• [Task brief]:
Leave out the pictures and repeat everything else in the records exactly.

------------

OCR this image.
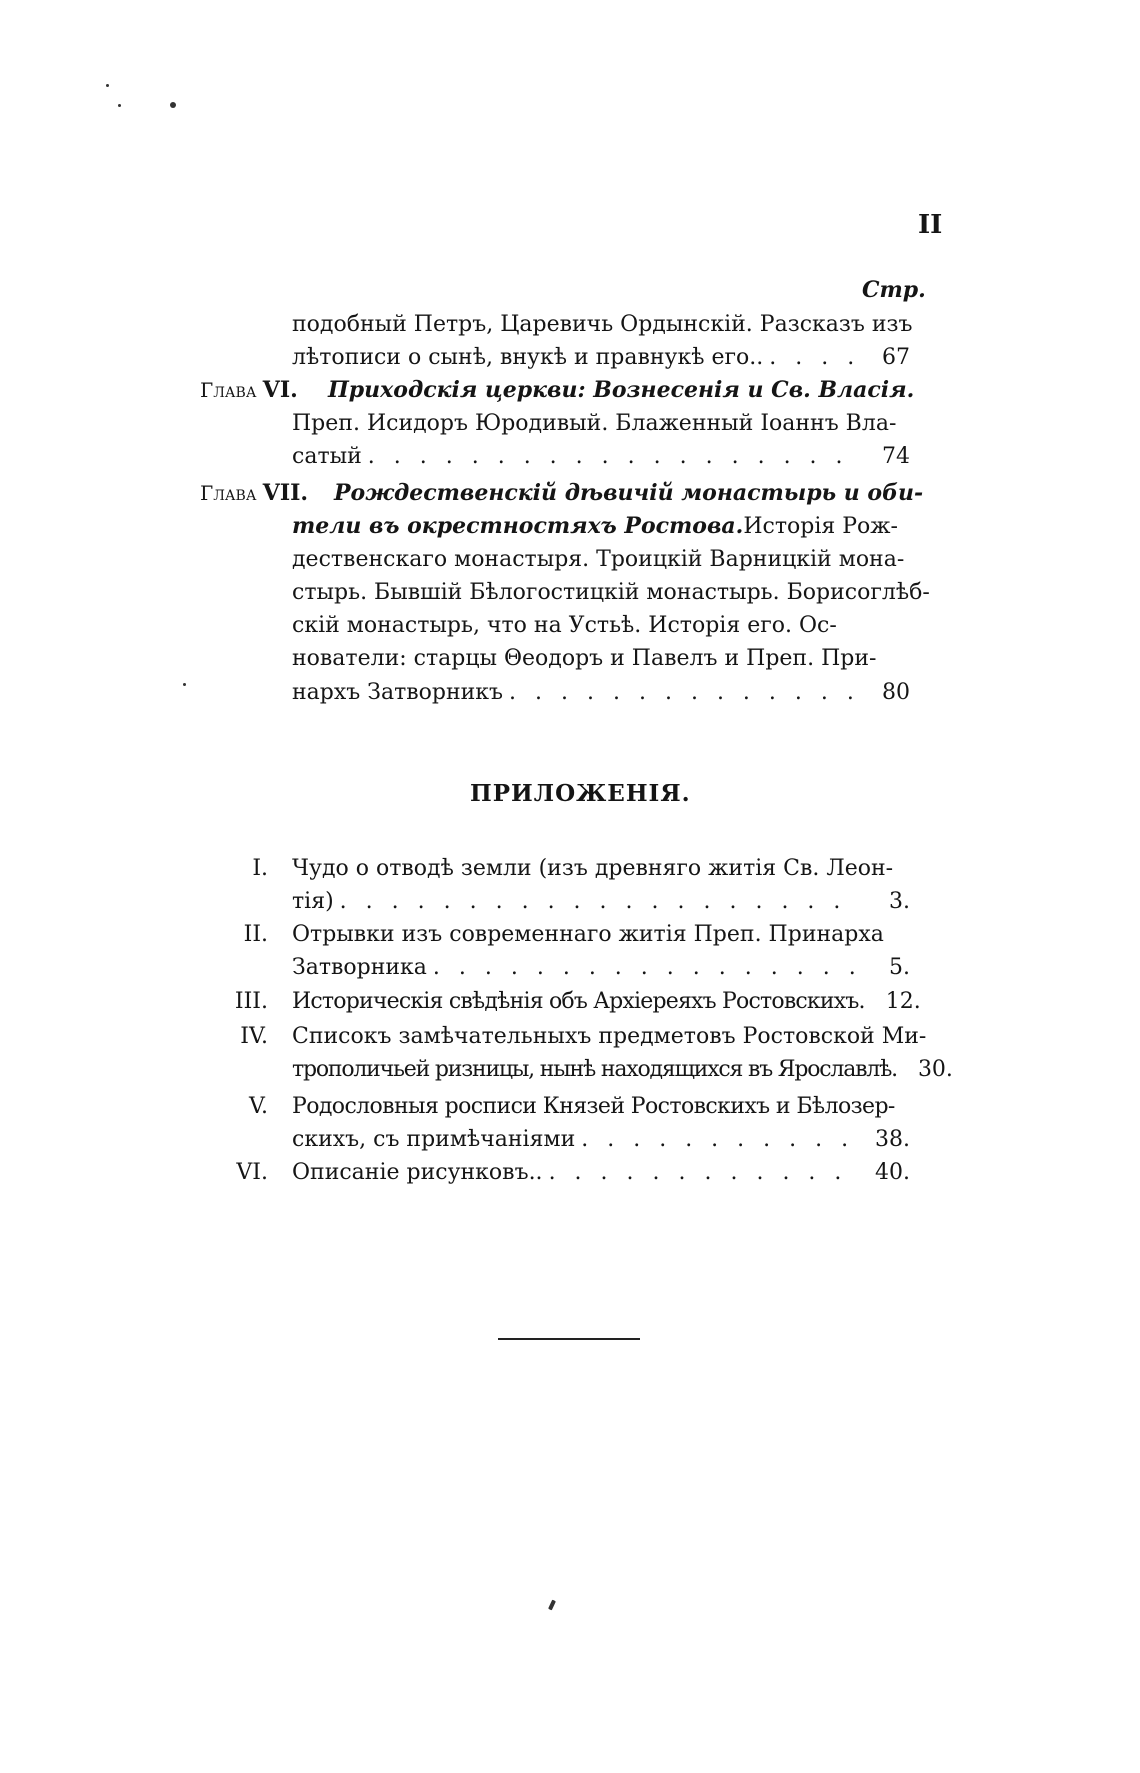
II
Стр.
подобный Петръ, Царевичь Ордынскій. Разсказъ изъ
лѣтописи о сынѣ, внукѣ и правнукѣ его.. . . .	67
Глава VI. Приходскія церкви: Вознесенія и Св. Власія.
Преп. Исидоръ Юродивый. Блаженный Іоаннъ Вла-
сатый . . .	74
Глава VII. Рождественскій дѣвичій монастырь и оби-
тели въ окрестностяхъ Ростова. Исторія Рож-
дественскаго монастыря. Троицкій Варницкій мона-
стырь. Бывшій Бѣлогостицкій монастырь. Борисоглѣб-
скій монастырь, что на Устьѣ. Исторія его. Ос-
нователи: старцы Θеодоръ и Павелъ и Преп. При-
нархъ Затворникъ . . .	80
ПРИЛОЖЕНІЯ.
I. Чудо о отводѣ земли (изъ древняго житія Св. Леон-
тія) . . .	3.
II. Отрывки изъ современнаго житія Преп. Принарха
Затворника . . .	5.
III. Историческія свѣдѣнія объ Архіереяхъ Ростовскихъ. . . . 12.
IV. Списокъ замѣчательныхъ предметовъ Ростовской Ми-
трополичьей ризницы, нынѣ находящихся въ Ярославлѣ. . . . 30.
V. Родословныя росписи Князей Ростовскихъ и Бѣлозер-
скихъ, съ примѣчаніями . . .	38.
VI. Описаніе рисунковъ.. . . .	40.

------------

• [Response to this exercise]:
OCR this image.
II
Стр.
подобный Петръ, Царевичь Ордынскій. Разсказъ изъ
лѣтописи о сынѣ, внукѣ и правнукѣ его.. . . .	67
Глава VI. Приходскія церкви: Вознесенія и Св. Власія.
Преп. Исидоръ Юродивый. Блаженный Іоаннъ Вла-
сатый . . .	74
Глава VII. Рождественскій дѣвичій монастырь и оби-
тели въ окрестностяхъ Ростова. Исторія Рож-
дественскаго монастыря. Троицкій Варницкій мона-
стырь. Бывшій Бѣлогостицкій монастырь. Борисоглѣб-
скій монастырь, что на Устьѣ. Исторія его. Ос-
нователи: старцы Θеодоръ и Павелъ и Преп. При-
нархъ Затворникъ . . .	80
ПРИЛОЖЕНІЯ.
I. Чудо о отводѣ земли (изъ древняго житія Св. Леон-
тія) . . .	3.
II. Отрывки изъ современнаго житія Преп. Принарха
Затворника . . .	5.
III. Историческія свѣдѣнія объ Архіереяхъ Ростовскихъ. . . . 12.
IV. Списокъ замѣчательныхъ предметовъ Ростовской Ми-
трополичьей ризницы, нынѣ находящихся въ Ярославлѣ. . . . 30.
V. Родословныя росписи Князей Ростовскихъ и Бѣлозер-
скихъ, съ примѣчаніями . . .	38.
VI. Описаніе рисунковъ.. . . .	40.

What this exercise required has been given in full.